(Records contained in a dataset)
## Start
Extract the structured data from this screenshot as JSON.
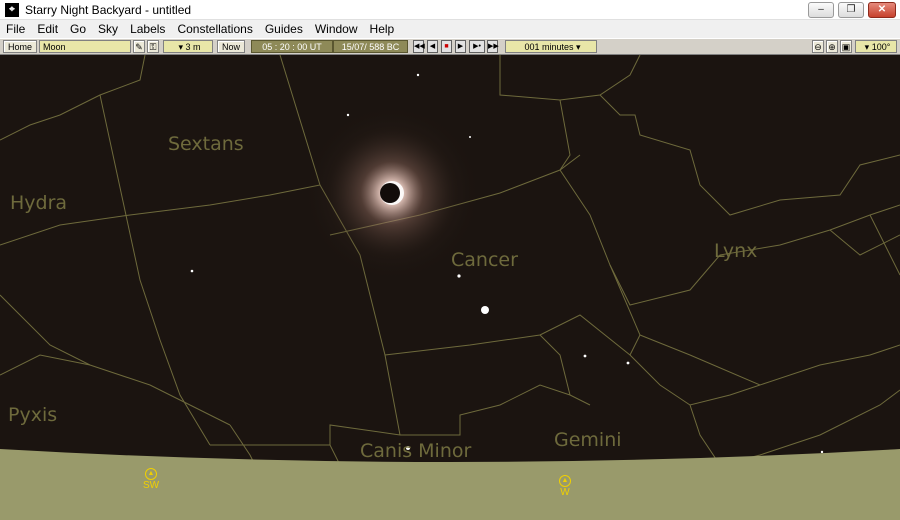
{
  "window": {
    "title": "Starry Night Backyard - untitled",
    "minimize_label": "–",
    "maximize_label": "❐",
    "close_label": "✕"
  },
  "menu": [
    "File",
    "Edit",
    "Go",
    "Sky",
    "Labels",
    "Constellations",
    "Guides",
    "Window",
    "Help"
  ],
  "toolbar": {
    "home_label": "Home",
    "location_value": "Moon",
    "elevation_value": "▾ 3 m",
    "now_label": "Now",
    "time_value": "05 : 20 : 00  UT",
    "date_value": "15/07/   588  BC",
    "step_value": "001 minutes ▾",
    "fov_value": "▾ 100°",
    "controls": [
      "◀◀",
      "◀",
      "■",
      "▶",
      "▶•",
      "▶▶"
    ]
  },
  "sky": {
    "constellations": [
      "Sextans",
      "Hydra",
      "Cancer",
      "Lynx",
      "Pyxis",
      "Canis Minor",
      "Gemini"
    ],
    "compass": [
      "SW",
      "W"
    ]
  },
  "colors": {
    "sky_background": "#1b1410",
    "ground": "#999a6b",
    "constellation_lines": "#6e6a3c",
    "compass": "#f0d000"
  }
}
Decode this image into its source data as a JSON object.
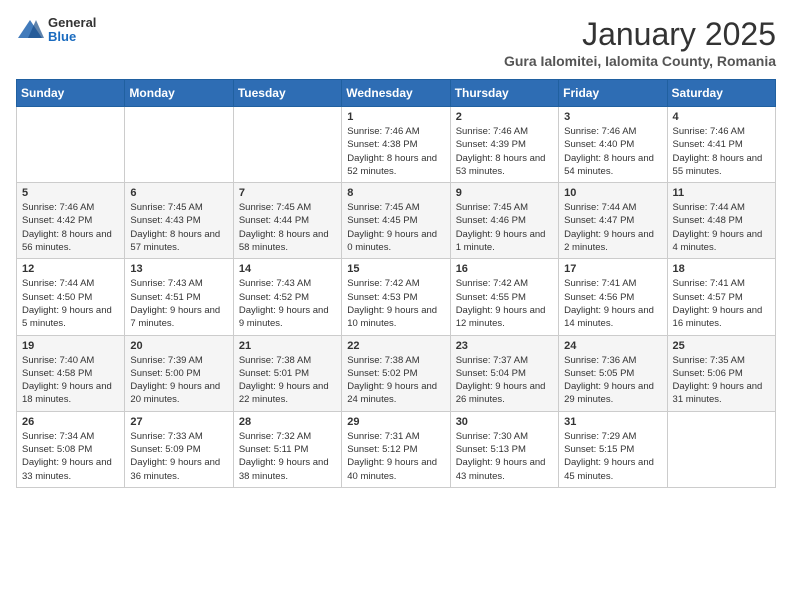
{
  "header": {
    "logo": {
      "general": "General",
      "blue": "Blue"
    },
    "month": "January 2025",
    "location": "Gura Ialomitei, Ialomita County, Romania"
  },
  "weekdays": [
    "Sunday",
    "Monday",
    "Tuesday",
    "Wednesday",
    "Thursday",
    "Friday",
    "Saturday"
  ],
  "weeks": [
    [
      {
        "day": "",
        "info": ""
      },
      {
        "day": "",
        "info": ""
      },
      {
        "day": "",
        "info": ""
      },
      {
        "day": "1",
        "info": "Sunrise: 7:46 AM\nSunset: 4:38 PM\nDaylight: 8 hours and 52 minutes."
      },
      {
        "day": "2",
        "info": "Sunrise: 7:46 AM\nSunset: 4:39 PM\nDaylight: 8 hours and 53 minutes."
      },
      {
        "day": "3",
        "info": "Sunrise: 7:46 AM\nSunset: 4:40 PM\nDaylight: 8 hours and 54 minutes."
      },
      {
        "day": "4",
        "info": "Sunrise: 7:46 AM\nSunset: 4:41 PM\nDaylight: 8 hours and 55 minutes."
      }
    ],
    [
      {
        "day": "5",
        "info": "Sunrise: 7:46 AM\nSunset: 4:42 PM\nDaylight: 8 hours and 56 minutes."
      },
      {
        "day": "6",
        "info": "Sunrise: 7:45 AM\nSunset: 4:43 PM\nDaylight: 8 hours and 57 minutes."
      },
      {
        "day": "7",
        "info": "Sunrise: 7:45 AM\nSunset: 4:44 PM\nDaylight: 8 hours and 58 minutes."
      },
      {
        "day": "8",
        "info": "Sunrise: 7:45 AM\nSunset: 4:45 PM\nDaylight: 9 hours and 0 minutes."
      },
      {
        "day": "9",
        "info": "Sunrise: 7:45 AM\nSunset: 4:46 PM\nDaylight: 9 hours and 1 minute."
      },
      {
        "day": "10",
        "info": "Sunrise: 7:44 AM\nSunset: 4:47 PM\nDaylight: 9 hours and 2 minutes."
      },
      {
        "day": "11",
        "info": "Sunrise: 7:44 AM\nSunset: 4:48 PM\nDaylight: 9 hours and 4 minutes."
      }
    ],
    [
      {
        "day": "12",
        "info": "Sunrise: 7:44 AM\nSunset: 4:50 PM\nDaylight: 9 hours and 5 minutes."
      },
      {
        "day": "13",
        "info": "Sunrise: 7:43 AM\nSunset: 4:51 PM\nDaylight: 9 hours and 7 minutes."
      },
      {
        "day": "14",
        "info": "Sunrise: 7:43 AM\nSunset: 4:52 PM\nDaylight: 9 hours and 9 minutes."
      },
      {
        "day": "15",
        "info": "Sunrise: 7:42 AM\nSunset: 4:53 PM\nDaylight: 9 hours and 10 minutes."
      },
      {
        "day": "16",
        "info": "Sunrise: 7:42 AM\nSunset: 4:55 PM\nDaylight: 9 hours and 12 minutes."
      },
      {
        "day": "17",
        "info": "Sunrise: 7:41 AM\nSunset: 4:56 PM\nDaylight: 9 hours and 14 minutes."
      },
      {
        "day": "18",
        "info": "Sunrise: 7:41 AM\nSunset: 4:57 PM\nDaylight: 9 hours and 16 minutes."
      }
    ],
    [
      {
        "day": "19",
        "info": "Sunrise: 7:40 AM\nSunset: 4:58 PM\nDaylight: 9 hours and 18 minutes."
      },
      {
        "day": "20",
        "info": "Sunrise: 7:39 AM\nSunset: 5:00 PM\nDaylight: 9 hours and 20 minutes."
      },
      {
        "day": "21",
        "info": "Sunrise: 7:38 AM\nSunset: 5:01 PM\nDaylight: 9 hours and 22 minutes."
      },
      {
        "day": "22",
        "info": "Sunrise: 7:38 AM\nSunset: 5:02 PM\nDaylight: 9 hours and 24 minutes."
      },
      {
        "day": "23",
        "info": "Sunrise: 7:37 AM\nSunset: 5:04 PM\nDaylight: 9 hours and 26 minutes."
      },
      {
        "day": "24",
        "info": "Sunrise: 7:36 AM\nSunset: 5:05 PM\nDaylight: 9 hours and 29 minutes."
      },
      {
        "day": "25",
        "info": "Sunrise: 7:35 AM\nSunset: 5:06 PM\nDaylight: 9 hours and 31 minutes."
      }
    ],
    [
      {
        "day": "26",
        "info": "Sunrise: 7:34 AM\nSunset: 5:08 PM\nDaylight: 9 hours and 33 minutes."
      },
      {
        "day": "27",
        "info": "Sunrise: 7:33 AM\nSunset: 5:09 PM\nDaylight: 9 hours and 36 minutes."
      },
      {
        "day": "28",
        "info": "Sunrise: 7:32 AM\nSunset: 5:11 PM\nDaylight: 9 hours and 38 minutes."
      },
      {
        "day": "29",
        "info": "Sunrise: 7:31 AM\nSunset: 5:12 PM\nDaylight: 9 hours and 40 minutes."
      },
      {
        "day": "30",
        "info": "Sunrise: 7:30 AM\nSunset: 5:13 PM\nDaylight: 9 hours and 43 minutes."
      },
      {
        "day": "31",
        "info": "Sunrise: 7:29 AM\nSunset: 5:15 PM\nDaylight: 9 hours and 45 minutes."
      },
      {
        "day": "",
        "info": ""
      }
    ]
  ]
}
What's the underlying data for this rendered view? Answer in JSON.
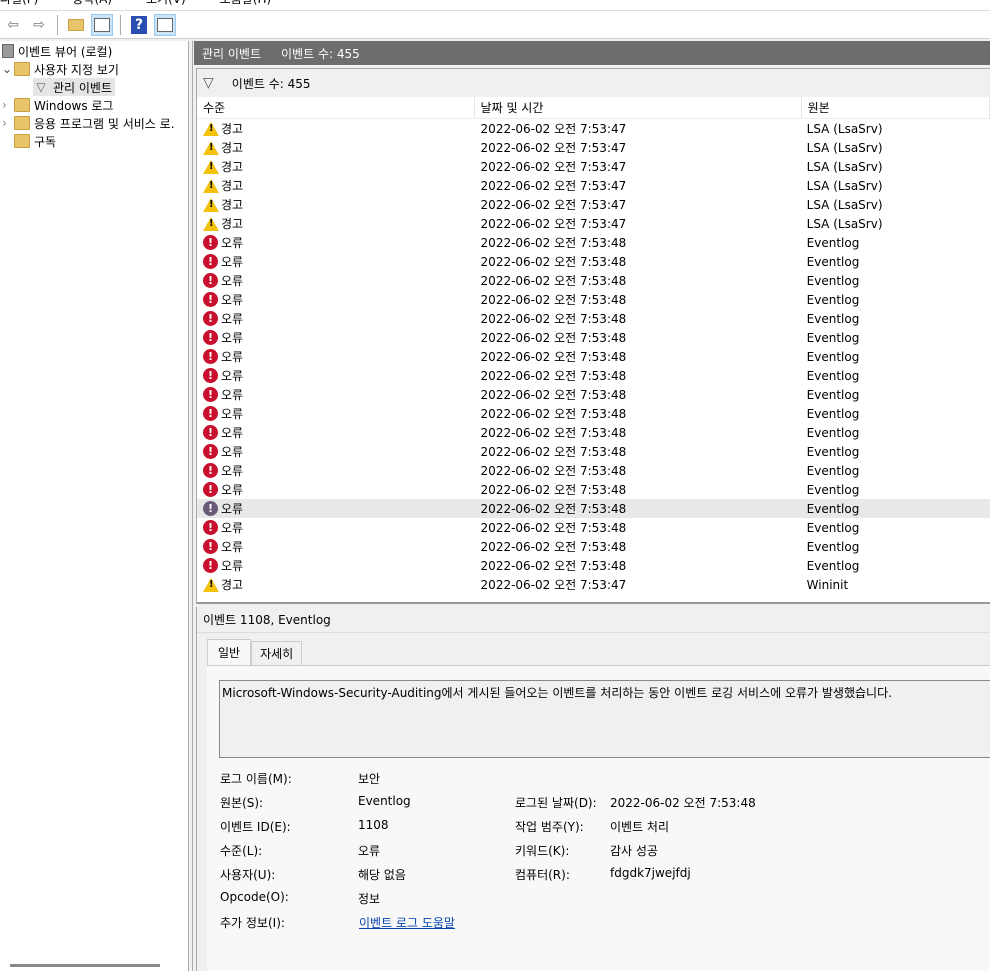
{
  "menu": [
    "파일(F)",
    "동작(A)",
    "보기(V)",
    "도움말(H)"
  ],
  "toolbar": {
    "icons": [
      "back-arrow-icon",
      "forward-arrow-icon",
      "up-folder-icon",
      "show-hide-console-tree-icon",
      "help-icon",
      "show-hide-action-pane-icon"
    ]
  },
  "tree": {
    "root": "이벤트 뷰어 (로컬)",
    "custom_views": "사용자 지정 보기",
    "admin_events": "관리 이벤트",
    "windows_logs": "Windows 로그",
    "app_service_logs": "응용 프로그램 및 서비스 로.",
    "subscriptions": "구독"
  },
  "header": {
    "title": "관리 이벤트",
    "count": "이벤트 수: 455"
  },
  "filter": {
    "count": "이벤트 수: 455"
  },
  "columns": [
    "수준",
    "날짜 및 시간",
    "원본"
  ],
  "rows": [
    [
      "경고",
      "2022-06-02 오전 7:53:47",
      "LSA (LsaSrv)",
      "warn"
    ],
    [
      "경고",
      "2022-06-02 오전 7:53:47",
      "LSA (LsaSrv)",
      "warn"
    ],
    [
      "경고",
      "2022-06-02 오전 7:53:47",
      "LSA (LsaSrv)",
      "warn"
    ],
    [
      "경고",
      "2022-06-02 오전 7:53:47",
      "LSA (LsaSrv)",
      "warn"
    ],
    [
      "경고",
      "2022-06-02 오전 7:53:47",
      "LSA (LsaSrv)",
      "warn"
    ],
    [
      "경고",
      "2022-06-02 오전 7:53:47",
      "LSA (LsaSrv)",
      "warn"
    ],
    [
      "오류",
      "2022-06-02 오전 7:53:48",
      "Eventlog",
      "err"
    ],
    [
      "오류",
      "2022-06-02 오전 7:53:48",
      "Eventlog",
      "err"
    ],
    [
      "오류",
      "2022-06-02 오전 7:53:48",
      "Eventlog",
      "err"
    ],
    [
      "오류",
      "2022-06-02 오전 7:53:48",
      "Eventlog",
      "err"
    ],
    [
      "오류",
      "2022-06-02 오전 7:53:48",
      "Eventlog",
      "err"
    ],
    [
      "오류",
      "2022-06-02 오전 7:53:48",
      "Eventlog",
      "err"
    ],
    [
      "오류",
      "2022-06-02 오전 7:53:48",
      "Eventlog",
      "err"
    ],
    [
      "오류",
      "2022-06-02 오전 7:53:48",
      "Eventlog",
      "err"
    ],
    [
      "오류",
      "2022-06-02 오전 7:53:48",
      "Eventlog",
      "err"
    ],
    [
      "오류",
      "2022-06-02 오전 7:53:48",
      "Eventlog",
      "err"
    ],
    [
      "오류",
      "2022-06-02 오전 7:53:48",
      "Eventlog",
      "err"
    ],
    [
      "오류",
      "2022-06-02 오전 7:53:48",
      "Eventlog",
      "err"
    ],
    [
      "오류",
      "2022-06-02 오전 7:53:48",
      "Eventlog",
      "err"
    ],
    [
      "오류",
      "2022-06-02 오전 7:53:48",
      "Eventlog",
      "err"
    ],
    [
      "오류",
      "2022-06-02 오전 7:53:48",
      "Eventlog",
      "err-selected"
    ],
    [
      "오류",
      "2022-06-02 오전 7:53:48",
      "Eventlog",
      "err"
    ],
    [
      "오류",
      "2022-06-02 오전 7:53:48",
      "Eventlog",
      "err"
    ],
    [
      "오류",
      "2022-06-02 오전 7:53:48",
      "Eventlog",
      "err"
    ],
    [
      "경고",
      "2022-06-02 오전 7:53:47",
      "Wininit",
      "warn"
    ]
  ],
  "detail": {
    "title": "이벤트 1108, Eventlog",
    "tabs": [
      "일반",
      "자세히"
    ],
    "description": "Microsoft-Windows-Security-Auditing에서 게시된 들어오는 이벤트를 처리하는 동안 이벤트 로깅 서비스에 오류가 발생했습니다.",
    "fields": [
      {
        "label": "로그 이름(M):",
        "value": "보안"
      },
      {
        "label": "원본(S):",
        "value": "Eventlog"
      },
      {
        "label": "이벤트 ID(E):",
        "value": "1108"
      },
      {
        "label": "수준(L):",
        "value": "오류"
      },
      {
        "label": "사용자(U):",
        "value": "해당 없음"
      },
      {
        "label": "Opcode(O):",
        "value": "정보"
      },
      {
        "label": "추가 정보(I):",
        "value": "이벤트 로그 도움말"
      }
    ],
    "fields_right": [
      {
        "label": "로그된 날짜(D):",
        "value": "2022-06-02 오전 7:53:48"
      },
      {
        "label": "작업 범주(Y):",
        "value": "이벤트 처리"
      },
      {
        "label": "키워드(K):",
        "value": "감사 성공"
      },
      {
        "label": "컴퓨터(R):",
        "value": "fdgdk7jwejfdj"
      }
    ]
  }
}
## End
• Problem requirements:
Collect each line holding the string "this".

• Solution:
Extract the structured data from this screenshot as JSON.
Decode this image into its source data as a JSON object.
What's the underlying data for this rendered view? Answer in JSON.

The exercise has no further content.